___ Stored records

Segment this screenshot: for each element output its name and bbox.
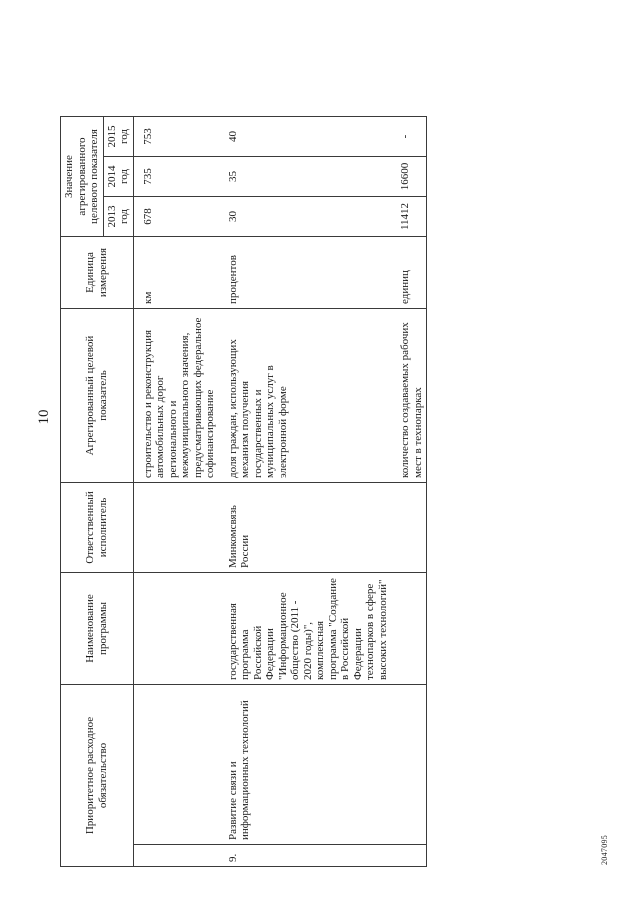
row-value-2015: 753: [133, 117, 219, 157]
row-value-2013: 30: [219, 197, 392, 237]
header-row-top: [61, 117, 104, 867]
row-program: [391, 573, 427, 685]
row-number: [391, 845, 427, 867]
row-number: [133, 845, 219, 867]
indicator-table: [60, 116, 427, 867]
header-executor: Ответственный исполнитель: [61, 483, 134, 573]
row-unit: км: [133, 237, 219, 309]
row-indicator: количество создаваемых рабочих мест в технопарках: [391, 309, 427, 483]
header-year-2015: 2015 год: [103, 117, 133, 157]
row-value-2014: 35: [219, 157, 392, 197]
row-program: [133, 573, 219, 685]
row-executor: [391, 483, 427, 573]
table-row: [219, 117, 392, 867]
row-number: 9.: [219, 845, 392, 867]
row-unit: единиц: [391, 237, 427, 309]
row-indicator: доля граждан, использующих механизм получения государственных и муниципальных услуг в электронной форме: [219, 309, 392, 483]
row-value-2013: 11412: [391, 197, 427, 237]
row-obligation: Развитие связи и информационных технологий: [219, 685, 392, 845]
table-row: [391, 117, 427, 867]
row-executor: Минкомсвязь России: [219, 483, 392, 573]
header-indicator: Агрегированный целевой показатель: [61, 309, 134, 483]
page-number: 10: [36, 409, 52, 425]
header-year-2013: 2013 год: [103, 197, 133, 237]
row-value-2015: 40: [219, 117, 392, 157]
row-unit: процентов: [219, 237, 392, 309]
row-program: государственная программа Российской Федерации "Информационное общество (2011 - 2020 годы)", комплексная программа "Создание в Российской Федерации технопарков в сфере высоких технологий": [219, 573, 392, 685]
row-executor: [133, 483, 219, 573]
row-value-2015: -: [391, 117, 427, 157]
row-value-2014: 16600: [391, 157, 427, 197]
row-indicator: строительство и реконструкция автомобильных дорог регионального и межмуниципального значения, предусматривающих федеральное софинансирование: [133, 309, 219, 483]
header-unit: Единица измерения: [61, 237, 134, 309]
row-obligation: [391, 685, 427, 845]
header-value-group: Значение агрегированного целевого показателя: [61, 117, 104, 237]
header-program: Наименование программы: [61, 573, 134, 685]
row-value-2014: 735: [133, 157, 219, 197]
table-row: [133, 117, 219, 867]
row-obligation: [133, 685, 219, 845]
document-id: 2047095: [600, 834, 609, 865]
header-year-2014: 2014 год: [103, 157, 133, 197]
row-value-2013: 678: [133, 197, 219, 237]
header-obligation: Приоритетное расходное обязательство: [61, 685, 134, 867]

______
___ Stored records

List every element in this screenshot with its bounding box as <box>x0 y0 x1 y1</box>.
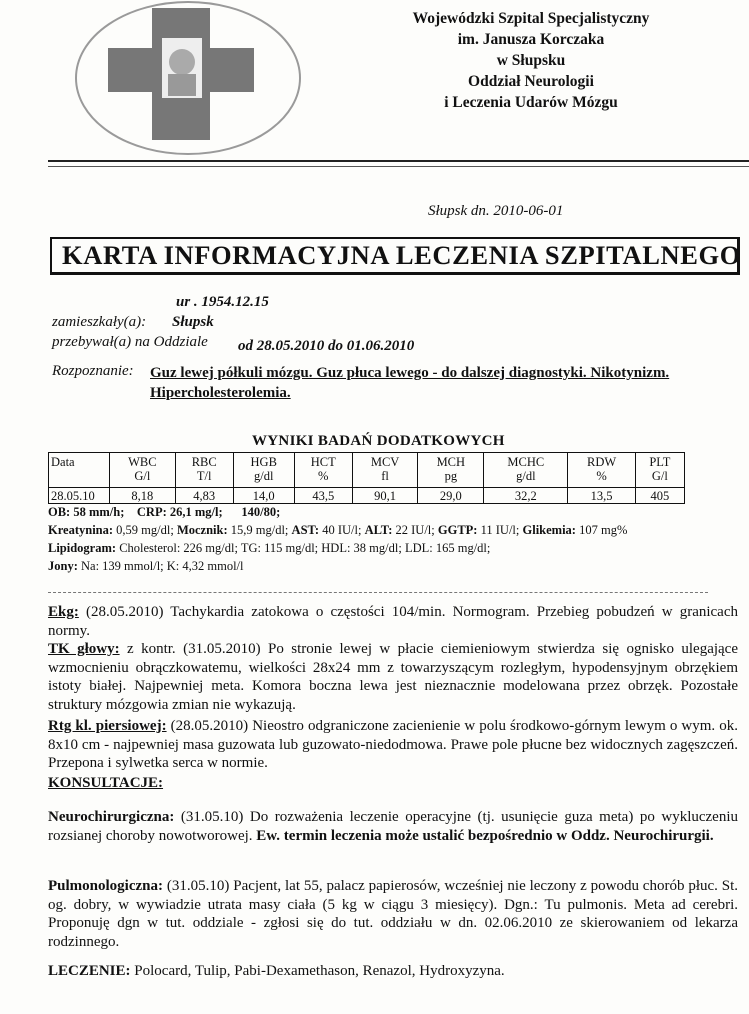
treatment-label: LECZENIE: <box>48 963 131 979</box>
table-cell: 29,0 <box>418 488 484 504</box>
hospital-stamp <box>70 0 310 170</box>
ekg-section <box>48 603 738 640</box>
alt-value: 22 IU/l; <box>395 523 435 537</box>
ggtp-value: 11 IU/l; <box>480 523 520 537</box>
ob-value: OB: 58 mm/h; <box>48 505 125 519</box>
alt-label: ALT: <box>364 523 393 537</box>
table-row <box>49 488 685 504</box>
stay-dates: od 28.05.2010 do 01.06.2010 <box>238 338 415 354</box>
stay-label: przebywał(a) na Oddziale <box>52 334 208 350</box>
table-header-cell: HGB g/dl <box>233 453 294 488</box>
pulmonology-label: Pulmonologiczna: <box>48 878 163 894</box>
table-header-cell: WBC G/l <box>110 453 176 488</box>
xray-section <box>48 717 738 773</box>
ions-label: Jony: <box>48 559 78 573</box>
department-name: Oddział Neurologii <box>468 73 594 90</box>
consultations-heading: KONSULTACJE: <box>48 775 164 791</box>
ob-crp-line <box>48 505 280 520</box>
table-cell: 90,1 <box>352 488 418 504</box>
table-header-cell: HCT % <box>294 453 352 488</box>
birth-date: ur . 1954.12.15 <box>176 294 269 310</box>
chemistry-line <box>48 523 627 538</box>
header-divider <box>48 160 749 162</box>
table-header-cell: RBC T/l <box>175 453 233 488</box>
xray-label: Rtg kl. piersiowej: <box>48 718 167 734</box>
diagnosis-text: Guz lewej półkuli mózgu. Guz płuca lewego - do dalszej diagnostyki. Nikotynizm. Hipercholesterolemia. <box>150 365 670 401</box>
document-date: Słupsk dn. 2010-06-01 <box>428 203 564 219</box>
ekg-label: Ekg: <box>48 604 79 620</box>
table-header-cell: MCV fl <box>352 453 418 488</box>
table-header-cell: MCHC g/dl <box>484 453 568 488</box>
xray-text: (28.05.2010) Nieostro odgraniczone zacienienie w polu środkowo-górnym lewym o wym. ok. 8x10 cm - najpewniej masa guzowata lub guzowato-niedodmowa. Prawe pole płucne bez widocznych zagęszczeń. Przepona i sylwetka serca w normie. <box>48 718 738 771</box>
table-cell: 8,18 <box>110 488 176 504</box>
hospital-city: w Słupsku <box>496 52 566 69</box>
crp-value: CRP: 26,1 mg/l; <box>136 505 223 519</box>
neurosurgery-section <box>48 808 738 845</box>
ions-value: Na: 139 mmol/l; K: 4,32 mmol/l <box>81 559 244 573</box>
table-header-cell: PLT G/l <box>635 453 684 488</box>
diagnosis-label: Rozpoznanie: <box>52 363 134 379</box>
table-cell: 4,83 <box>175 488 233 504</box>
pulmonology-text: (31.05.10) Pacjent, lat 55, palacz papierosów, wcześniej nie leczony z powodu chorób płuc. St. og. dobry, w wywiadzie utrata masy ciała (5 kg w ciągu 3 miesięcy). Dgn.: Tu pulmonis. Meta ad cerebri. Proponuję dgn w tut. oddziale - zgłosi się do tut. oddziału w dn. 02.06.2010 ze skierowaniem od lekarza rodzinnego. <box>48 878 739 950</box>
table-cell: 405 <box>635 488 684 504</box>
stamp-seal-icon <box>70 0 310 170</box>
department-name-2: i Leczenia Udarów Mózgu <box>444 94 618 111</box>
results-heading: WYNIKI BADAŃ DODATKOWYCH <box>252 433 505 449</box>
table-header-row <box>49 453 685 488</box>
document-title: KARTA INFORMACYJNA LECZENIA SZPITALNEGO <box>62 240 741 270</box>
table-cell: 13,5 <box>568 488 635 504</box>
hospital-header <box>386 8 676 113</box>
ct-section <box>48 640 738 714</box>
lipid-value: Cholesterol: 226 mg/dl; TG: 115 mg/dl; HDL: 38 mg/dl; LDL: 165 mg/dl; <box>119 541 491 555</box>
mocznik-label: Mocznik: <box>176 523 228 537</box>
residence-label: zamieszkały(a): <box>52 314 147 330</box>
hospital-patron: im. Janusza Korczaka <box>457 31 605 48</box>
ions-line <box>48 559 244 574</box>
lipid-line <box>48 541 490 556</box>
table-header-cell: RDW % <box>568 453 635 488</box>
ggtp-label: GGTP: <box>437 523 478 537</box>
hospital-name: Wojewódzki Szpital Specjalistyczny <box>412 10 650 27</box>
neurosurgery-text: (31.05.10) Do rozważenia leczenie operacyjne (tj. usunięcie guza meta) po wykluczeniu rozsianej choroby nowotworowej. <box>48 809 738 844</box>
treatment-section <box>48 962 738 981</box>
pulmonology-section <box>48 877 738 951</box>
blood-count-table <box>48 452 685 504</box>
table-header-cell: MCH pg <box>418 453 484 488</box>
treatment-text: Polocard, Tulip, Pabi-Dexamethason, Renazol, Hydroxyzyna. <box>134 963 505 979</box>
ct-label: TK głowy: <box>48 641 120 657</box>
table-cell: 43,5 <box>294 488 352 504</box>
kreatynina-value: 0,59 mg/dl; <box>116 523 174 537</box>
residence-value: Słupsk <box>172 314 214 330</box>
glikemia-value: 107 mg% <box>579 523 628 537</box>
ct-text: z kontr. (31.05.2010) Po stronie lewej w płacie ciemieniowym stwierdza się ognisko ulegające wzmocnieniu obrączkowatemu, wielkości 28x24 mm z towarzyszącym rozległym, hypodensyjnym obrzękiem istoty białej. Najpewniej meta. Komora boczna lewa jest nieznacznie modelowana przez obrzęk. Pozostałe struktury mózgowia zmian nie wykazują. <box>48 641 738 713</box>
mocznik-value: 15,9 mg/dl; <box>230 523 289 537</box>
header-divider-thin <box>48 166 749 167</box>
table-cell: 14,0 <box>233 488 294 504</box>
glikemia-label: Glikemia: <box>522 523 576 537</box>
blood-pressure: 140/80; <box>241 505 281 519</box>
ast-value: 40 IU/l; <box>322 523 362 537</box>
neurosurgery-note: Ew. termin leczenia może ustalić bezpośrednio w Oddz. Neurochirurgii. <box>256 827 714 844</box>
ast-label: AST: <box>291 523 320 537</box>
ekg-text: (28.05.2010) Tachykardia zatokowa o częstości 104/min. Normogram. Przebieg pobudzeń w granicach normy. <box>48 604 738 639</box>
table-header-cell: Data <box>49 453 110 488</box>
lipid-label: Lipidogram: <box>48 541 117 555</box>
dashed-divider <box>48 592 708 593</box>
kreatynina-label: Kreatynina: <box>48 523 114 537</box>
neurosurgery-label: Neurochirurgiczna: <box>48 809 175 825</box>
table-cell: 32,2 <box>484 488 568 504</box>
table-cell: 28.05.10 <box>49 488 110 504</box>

______

Copy the records from the line containing "row-value-2015: 753: [133, 117, 219, 157]" to the line containing "row-value-2013: 11412: [391, 197, 427, 237]", with both of those lines included.

**Output of the task:**
row-value-2015: 753: [133, 117, 219, 157]
row-value-2013: 30: [219, 197, 392, 237]
header-row-top: [61, 117, 104, 867]
row-program: [391, 573, 427, 685]
row-number: [391, 845, 427, 867]
row-number: [133, 845, 219, 867]
indicator-table: [60, 116, 427, 867]
header-executor: Ответственный исполнитель: [61, 483, 134, 573]
row-unit: км: [133, 237, 219, 309]
row-indicator: количество создаваемых рабочих мест в технопарках: [391, 309, 427, 483]
header-year-2015: 2015 год: [103, 117, 133, 157]
row-value-2014: 35: [219, 157, 392, 197]
row-program: [133, 573, 219, 685]
row-executor: [391, 483, 427, 573]
table-row: [219, 117, 392, 867]
row-number: 9.: [219, 845, 392, 867]
row-unit: единиц: [391, 237, 427, 309]
row-indicator: доля граждан, использующих механизм получения государственных и муниципальных услуг в электронной форме: [219, 309, 392, 483]
row-value-2013: 11412: [391, 197, 427, 237]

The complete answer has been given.